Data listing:
━━━━━━━━━━━━━━━━

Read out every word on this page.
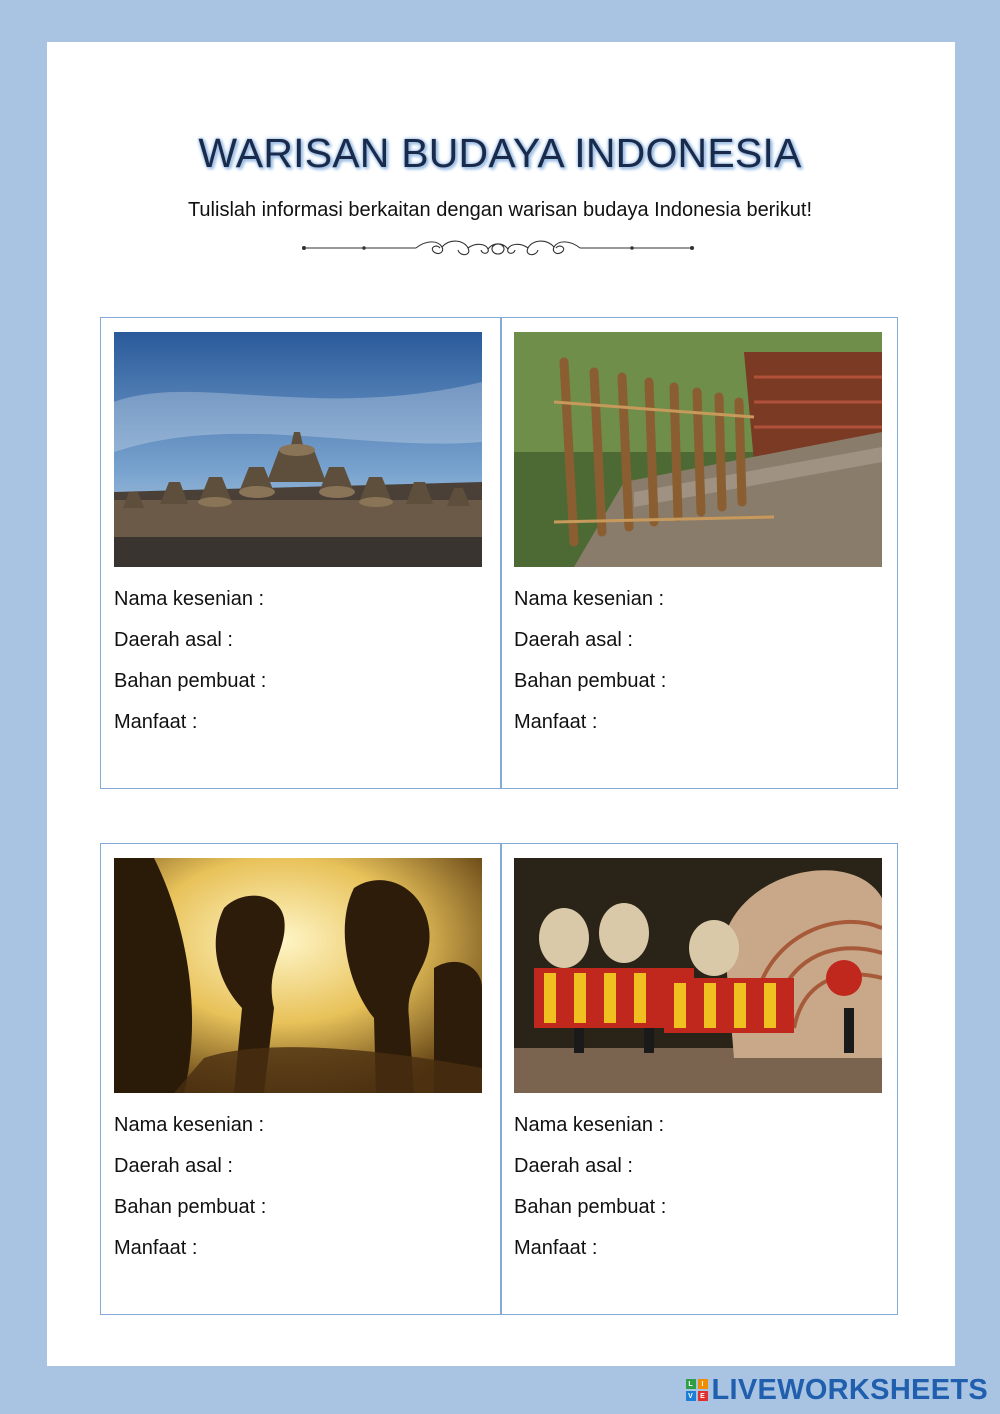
WARISAN BUDAYA INDONESIA
Tulislah informasi berkaitan dengan warisan budaya Indonesia berikut!
Nama kesenian :
Daerah asal :
Bahan pembuat :
Manfaat :
Nama kesenian :
Daerah asal :
Bahan pembuat :
Manfaat :
Nama kesenian :
Daerah asal :
Bahan pembuat :
Manfaat :
Nama kesenian :
Daerah asal :
Bahan pembuat :
Manfaat :
L	I
V	E LIVEWORKSHEETS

━━━━━━━━━━━━━━━━

• [GOAL]:
Retype the records exactly. Any image in them should not appear in what you write.

• [SOLUTION BELOW]:
Read out every word on this page.
WARISAN BUDAYA INDONESIA
Tulislah informasi berkaitan dengan warisan budaya Indonesia berikut!
Nama kesenian :
Daerah asal :
Bahan pembuat :
Manfaat :
Nama kesenian :
Daerah asal :
Bahan pembuat :
Manfaat :
Nama kesenian :
Daerah asal :
Bahan pembuat :
Manfaat :
Nama kesenian :
Daerah asal :
Bahan pembuat :
Manfaat :
L	I
V	E LIVEWORKSHEETS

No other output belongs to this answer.